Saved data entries
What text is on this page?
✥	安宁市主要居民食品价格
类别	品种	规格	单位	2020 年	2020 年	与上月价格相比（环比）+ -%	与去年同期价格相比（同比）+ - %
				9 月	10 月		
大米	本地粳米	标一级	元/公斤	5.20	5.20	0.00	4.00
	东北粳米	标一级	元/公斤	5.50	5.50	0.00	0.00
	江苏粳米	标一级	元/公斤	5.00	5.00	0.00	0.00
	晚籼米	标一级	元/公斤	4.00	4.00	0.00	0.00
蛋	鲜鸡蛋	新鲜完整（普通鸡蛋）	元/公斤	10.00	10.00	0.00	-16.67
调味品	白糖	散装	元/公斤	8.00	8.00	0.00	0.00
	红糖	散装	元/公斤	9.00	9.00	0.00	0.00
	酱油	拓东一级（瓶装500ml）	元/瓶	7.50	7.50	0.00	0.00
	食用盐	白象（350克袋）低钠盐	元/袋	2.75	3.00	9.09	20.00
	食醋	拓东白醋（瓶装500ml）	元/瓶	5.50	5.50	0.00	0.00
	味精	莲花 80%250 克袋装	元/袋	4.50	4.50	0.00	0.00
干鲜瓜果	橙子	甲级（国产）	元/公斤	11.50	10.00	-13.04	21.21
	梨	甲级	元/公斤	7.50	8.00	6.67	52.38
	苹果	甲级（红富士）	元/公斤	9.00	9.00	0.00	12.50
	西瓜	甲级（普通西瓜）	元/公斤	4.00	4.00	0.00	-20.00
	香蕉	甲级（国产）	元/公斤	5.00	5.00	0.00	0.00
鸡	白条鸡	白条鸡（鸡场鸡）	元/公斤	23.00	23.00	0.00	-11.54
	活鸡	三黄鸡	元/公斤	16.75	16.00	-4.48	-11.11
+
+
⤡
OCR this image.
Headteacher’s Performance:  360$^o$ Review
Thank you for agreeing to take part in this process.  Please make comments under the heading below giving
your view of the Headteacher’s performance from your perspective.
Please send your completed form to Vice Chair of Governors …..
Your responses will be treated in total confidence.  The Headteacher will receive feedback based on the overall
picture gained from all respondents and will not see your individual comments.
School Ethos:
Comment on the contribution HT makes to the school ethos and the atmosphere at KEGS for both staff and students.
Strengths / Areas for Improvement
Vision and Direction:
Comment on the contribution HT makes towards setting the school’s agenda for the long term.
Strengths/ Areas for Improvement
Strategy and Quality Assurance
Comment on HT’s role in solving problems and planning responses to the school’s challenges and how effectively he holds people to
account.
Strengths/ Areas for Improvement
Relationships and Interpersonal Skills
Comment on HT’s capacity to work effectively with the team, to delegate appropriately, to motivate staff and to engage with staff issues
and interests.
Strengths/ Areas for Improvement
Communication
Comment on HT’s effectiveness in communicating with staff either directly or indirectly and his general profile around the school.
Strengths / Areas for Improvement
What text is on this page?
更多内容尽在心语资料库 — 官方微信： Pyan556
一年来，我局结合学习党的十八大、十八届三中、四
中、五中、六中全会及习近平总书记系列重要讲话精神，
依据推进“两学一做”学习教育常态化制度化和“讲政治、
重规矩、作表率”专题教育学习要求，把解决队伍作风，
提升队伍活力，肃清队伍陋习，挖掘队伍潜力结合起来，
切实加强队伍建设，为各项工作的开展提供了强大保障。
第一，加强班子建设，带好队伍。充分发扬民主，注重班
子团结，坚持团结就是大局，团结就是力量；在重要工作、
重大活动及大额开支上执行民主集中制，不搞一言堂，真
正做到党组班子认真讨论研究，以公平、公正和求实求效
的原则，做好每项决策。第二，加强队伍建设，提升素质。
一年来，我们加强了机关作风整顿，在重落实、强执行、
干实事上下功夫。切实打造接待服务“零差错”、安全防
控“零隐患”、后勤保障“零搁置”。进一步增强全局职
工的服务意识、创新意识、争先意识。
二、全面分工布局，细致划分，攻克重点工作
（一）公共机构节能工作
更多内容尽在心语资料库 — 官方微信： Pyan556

▸ **What you are asked to do**
Respond with the number of lines containing "Headteacher" and no additional words.

▸ **Exercise response**
3